━━ Information given
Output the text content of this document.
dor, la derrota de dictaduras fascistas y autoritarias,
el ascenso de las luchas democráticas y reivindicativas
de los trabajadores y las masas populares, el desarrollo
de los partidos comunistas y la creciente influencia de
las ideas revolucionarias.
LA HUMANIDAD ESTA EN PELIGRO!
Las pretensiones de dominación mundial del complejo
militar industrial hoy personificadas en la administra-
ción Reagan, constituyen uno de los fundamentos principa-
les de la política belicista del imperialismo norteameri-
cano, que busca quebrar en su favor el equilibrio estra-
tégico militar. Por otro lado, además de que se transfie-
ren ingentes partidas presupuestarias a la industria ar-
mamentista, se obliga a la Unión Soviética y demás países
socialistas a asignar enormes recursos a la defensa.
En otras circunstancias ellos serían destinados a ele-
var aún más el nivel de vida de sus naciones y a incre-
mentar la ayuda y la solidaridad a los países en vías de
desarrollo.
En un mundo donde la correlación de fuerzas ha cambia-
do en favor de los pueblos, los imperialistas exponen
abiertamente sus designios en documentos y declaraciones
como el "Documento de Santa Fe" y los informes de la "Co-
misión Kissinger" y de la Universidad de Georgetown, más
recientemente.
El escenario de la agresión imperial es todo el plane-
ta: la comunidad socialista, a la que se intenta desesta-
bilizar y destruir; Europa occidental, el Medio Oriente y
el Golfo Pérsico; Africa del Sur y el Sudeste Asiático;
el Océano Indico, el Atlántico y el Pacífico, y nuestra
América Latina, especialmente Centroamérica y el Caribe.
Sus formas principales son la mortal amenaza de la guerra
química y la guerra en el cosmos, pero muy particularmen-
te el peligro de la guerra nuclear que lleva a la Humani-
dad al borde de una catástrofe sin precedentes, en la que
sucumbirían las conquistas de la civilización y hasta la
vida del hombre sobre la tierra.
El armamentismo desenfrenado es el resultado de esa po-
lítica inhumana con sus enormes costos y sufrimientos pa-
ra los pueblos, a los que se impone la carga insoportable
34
━━━━
Task: Please set down all the data word for word.

Answer for this exercise:
Output the text content of this document.
dor, la derrota de dictaduras fascistas y autoritarias,
el ascenso de las luchas democráticas y reivindicativas
de los trabajadores y las masas populares, el desarrollo
de los partidos comunistas y la creciente influencia de
las ideas revolucionarias.
LA HUMANIDAD ESTA EN PELIGRO!
Las pretensiones de dominación mundial del complejo
militar industrial hoy personificadas en la administra-
ción Reagan, constituyen uno de los fundamentos principa-
les de la política belicista del imperialismo norteameri-
cano, que busca quebrar en su favor el equilibrio estra-
tégico militar. Por otro lado, además de que se transfie-
ren ingentes partidas presupuestarias a la industria ar-
mamentista, se obliga a la Unión Soviética y demás países
socialistas a asignar enormes recursos a la defensa.
En otras circunstancias ellos serían destinados a ele-
var aún más el nivel de vida de sus naciones y a incre-
mentar la ayuda y la solidaridad a los países en vías de
desarrollo.
En un mundo donde la correlación de fuerzas ha cambia-
do en favor de los pueblos, los imperialistas exponen
abiertamente sus designios en documentos y declaraciones
como el "Documento de Santa Fe" y los informes de la "Co-
misión Kissinger" y de la Universidad de Georgetown, más
recientemente.
El escenario de la agresión imperial es todo el plane-
ta: la comunidad socialista, a la que se intenta desesta-
bilizar y destruir; Europa occidental, el Medio Oriente y
el Golfo Pérsico; Africa del Sur y el Sudeste Asiático;
el Océano Indico, el Atlántico y el Pacífico, y nuestra
América Latina, especialmente Centroamérica y el Caribe.
Sus formas principales son la mortal amenaza de la guerra
química y la guerra en el cosmos, pero muy particularmen-
te el peligro de la guerra nuclear que lleva a la Humani-
dad al borde de una catástrofe sin precedentes, en la que
sucumbirían las conquistas de la civilización y hasta la
vida del hombre sobre la tierra.
El armamentismo desenfrenado es el resultado de esa po-
lítica inhumana con sus enormes costos y sufrimientos pa-
ra los pueblos, a los que se impone la carga insoportable
34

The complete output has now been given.